STATED EXERCISE:
Below are some records. Say in a single number how many of their lines include the word "failure".

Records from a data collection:
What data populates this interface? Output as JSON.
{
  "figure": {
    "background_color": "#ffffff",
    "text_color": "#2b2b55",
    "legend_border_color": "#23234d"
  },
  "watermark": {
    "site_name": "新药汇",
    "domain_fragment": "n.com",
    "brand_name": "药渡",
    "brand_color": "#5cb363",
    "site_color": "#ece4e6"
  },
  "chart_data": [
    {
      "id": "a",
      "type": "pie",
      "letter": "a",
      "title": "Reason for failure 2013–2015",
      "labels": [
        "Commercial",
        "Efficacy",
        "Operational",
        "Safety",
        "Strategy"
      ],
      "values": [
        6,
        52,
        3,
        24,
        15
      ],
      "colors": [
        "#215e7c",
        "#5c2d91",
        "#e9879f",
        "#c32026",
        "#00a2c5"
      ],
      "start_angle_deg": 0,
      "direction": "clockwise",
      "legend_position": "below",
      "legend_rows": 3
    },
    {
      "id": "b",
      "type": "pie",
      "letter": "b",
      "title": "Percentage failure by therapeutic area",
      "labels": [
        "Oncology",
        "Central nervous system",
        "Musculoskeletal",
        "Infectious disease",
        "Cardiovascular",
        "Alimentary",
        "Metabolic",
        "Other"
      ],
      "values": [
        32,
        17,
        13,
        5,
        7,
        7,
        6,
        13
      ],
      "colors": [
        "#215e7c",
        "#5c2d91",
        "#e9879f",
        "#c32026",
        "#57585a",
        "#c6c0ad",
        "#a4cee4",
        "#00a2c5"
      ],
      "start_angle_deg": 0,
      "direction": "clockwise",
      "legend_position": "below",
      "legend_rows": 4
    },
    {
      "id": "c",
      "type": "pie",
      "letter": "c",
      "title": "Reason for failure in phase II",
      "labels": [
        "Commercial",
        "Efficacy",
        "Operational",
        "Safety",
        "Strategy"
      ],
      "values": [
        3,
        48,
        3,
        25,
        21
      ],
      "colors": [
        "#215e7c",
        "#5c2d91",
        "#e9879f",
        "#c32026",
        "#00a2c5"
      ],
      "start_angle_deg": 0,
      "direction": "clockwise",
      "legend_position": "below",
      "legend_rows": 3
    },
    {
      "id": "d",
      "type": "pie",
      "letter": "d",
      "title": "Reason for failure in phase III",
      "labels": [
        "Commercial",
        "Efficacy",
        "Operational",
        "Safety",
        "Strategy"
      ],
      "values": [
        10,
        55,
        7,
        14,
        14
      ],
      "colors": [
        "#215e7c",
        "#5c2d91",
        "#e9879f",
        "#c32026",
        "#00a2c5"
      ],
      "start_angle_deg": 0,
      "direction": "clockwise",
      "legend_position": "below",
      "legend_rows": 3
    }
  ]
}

==

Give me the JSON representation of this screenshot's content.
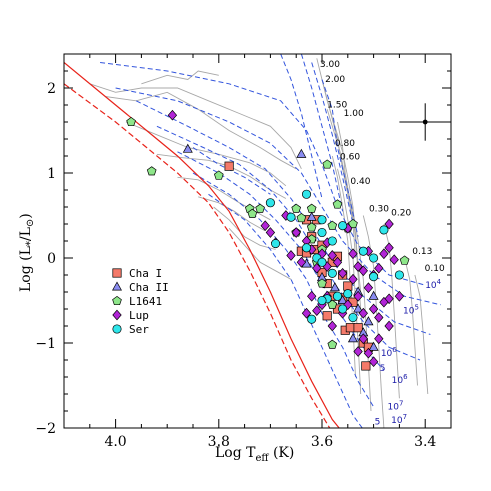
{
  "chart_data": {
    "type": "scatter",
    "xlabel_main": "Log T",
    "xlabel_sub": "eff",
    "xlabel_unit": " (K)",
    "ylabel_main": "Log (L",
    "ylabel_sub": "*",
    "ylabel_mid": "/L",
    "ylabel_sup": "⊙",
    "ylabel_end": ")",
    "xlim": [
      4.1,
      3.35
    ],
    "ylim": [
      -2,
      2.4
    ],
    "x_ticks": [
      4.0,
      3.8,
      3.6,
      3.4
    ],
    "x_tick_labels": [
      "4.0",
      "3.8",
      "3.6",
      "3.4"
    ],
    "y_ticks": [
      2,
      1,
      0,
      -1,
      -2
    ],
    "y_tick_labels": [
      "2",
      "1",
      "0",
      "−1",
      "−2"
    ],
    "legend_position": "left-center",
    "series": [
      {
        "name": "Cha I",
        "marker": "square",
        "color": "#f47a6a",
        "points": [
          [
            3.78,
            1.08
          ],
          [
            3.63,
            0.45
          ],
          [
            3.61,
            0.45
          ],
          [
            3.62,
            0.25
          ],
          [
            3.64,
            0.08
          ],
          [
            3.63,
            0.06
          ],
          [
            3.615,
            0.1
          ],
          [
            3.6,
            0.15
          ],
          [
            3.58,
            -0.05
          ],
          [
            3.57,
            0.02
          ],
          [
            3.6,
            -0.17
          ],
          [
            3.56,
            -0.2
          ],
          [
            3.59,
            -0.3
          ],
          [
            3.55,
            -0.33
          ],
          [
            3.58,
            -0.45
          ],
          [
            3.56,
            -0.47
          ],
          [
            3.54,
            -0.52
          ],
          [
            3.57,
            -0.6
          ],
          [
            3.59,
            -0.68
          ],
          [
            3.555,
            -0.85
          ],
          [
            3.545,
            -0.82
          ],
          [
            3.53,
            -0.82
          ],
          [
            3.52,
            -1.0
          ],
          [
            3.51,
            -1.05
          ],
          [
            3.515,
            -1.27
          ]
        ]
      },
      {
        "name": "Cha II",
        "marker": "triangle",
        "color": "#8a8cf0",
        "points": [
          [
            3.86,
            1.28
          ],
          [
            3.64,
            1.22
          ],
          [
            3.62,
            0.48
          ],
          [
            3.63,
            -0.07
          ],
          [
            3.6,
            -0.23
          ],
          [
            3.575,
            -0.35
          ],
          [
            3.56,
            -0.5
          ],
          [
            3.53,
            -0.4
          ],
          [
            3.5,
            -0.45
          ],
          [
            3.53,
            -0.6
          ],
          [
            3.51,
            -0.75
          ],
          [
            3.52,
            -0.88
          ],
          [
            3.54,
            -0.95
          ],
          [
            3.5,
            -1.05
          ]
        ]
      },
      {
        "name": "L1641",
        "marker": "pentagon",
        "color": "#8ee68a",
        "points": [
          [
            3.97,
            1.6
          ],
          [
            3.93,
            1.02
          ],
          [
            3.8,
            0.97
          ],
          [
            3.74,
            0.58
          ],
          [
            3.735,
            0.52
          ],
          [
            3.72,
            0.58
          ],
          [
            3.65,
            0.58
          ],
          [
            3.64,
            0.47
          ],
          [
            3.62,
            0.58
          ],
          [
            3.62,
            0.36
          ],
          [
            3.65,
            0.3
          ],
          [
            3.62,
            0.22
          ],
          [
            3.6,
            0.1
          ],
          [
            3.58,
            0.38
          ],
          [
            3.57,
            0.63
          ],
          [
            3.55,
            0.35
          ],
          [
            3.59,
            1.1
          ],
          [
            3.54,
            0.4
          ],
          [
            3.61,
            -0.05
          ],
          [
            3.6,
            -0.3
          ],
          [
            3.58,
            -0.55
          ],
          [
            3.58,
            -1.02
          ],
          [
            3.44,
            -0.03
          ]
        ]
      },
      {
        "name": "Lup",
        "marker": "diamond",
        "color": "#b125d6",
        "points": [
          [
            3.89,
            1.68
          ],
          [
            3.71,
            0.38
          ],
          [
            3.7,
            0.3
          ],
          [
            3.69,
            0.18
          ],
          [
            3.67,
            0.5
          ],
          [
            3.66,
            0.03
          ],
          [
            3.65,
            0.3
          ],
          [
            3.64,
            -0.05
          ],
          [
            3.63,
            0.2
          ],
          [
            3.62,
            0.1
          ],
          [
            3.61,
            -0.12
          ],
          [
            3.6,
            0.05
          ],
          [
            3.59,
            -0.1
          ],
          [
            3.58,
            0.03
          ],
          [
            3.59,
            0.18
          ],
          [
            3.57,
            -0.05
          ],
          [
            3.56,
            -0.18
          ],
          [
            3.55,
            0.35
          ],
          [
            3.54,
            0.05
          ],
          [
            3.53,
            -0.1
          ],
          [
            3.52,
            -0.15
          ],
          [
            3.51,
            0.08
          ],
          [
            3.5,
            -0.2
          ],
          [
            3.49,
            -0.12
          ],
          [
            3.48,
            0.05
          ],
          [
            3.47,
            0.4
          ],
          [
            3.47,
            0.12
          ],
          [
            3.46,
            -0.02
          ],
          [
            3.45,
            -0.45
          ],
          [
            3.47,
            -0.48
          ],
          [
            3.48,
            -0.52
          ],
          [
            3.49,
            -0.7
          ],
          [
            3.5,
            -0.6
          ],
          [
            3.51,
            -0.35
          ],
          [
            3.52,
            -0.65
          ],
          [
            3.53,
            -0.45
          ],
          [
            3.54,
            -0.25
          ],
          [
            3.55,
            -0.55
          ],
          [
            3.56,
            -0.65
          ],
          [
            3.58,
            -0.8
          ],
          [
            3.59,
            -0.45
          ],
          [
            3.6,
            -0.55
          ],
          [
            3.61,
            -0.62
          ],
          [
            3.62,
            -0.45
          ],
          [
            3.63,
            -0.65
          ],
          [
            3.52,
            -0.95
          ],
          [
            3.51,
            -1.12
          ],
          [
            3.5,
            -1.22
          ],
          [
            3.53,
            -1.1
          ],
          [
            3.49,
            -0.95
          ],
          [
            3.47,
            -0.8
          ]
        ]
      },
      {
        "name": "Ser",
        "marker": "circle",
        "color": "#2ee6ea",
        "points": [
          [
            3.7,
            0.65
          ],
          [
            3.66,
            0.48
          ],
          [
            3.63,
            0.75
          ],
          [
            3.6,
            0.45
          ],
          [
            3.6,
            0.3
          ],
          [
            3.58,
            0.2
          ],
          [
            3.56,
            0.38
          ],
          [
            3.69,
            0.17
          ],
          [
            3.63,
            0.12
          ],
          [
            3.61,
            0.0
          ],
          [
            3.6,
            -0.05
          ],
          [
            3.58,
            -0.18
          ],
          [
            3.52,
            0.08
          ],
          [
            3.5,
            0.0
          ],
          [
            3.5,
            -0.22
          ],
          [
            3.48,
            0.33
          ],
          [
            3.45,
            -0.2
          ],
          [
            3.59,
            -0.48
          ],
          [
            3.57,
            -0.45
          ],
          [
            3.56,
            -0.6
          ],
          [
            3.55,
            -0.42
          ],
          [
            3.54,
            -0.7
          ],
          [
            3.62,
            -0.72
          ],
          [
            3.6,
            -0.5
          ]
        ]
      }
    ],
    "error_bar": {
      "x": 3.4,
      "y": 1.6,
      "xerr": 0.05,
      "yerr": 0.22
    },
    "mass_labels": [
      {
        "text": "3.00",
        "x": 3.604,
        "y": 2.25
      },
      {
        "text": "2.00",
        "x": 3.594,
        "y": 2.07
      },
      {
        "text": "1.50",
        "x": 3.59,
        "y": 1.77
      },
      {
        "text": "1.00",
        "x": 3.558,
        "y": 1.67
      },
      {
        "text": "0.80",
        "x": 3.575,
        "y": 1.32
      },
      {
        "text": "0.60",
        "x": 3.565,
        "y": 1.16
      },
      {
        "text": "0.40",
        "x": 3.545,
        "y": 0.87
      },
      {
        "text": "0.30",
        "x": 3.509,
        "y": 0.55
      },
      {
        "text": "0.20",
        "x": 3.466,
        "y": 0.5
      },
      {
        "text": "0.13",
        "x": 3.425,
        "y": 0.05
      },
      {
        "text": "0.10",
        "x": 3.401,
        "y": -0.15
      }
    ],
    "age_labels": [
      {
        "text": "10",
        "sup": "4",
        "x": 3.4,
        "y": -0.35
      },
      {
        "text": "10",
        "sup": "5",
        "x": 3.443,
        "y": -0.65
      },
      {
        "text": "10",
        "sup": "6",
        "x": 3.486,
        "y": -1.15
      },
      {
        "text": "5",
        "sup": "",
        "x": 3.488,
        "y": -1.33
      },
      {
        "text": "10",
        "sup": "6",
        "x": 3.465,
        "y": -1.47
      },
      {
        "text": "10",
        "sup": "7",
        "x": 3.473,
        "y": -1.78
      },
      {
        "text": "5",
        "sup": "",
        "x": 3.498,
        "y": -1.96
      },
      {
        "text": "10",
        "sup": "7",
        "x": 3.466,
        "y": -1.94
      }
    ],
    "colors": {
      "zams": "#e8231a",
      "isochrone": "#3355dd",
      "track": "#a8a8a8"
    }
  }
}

WRITTEN SOLUTION:
4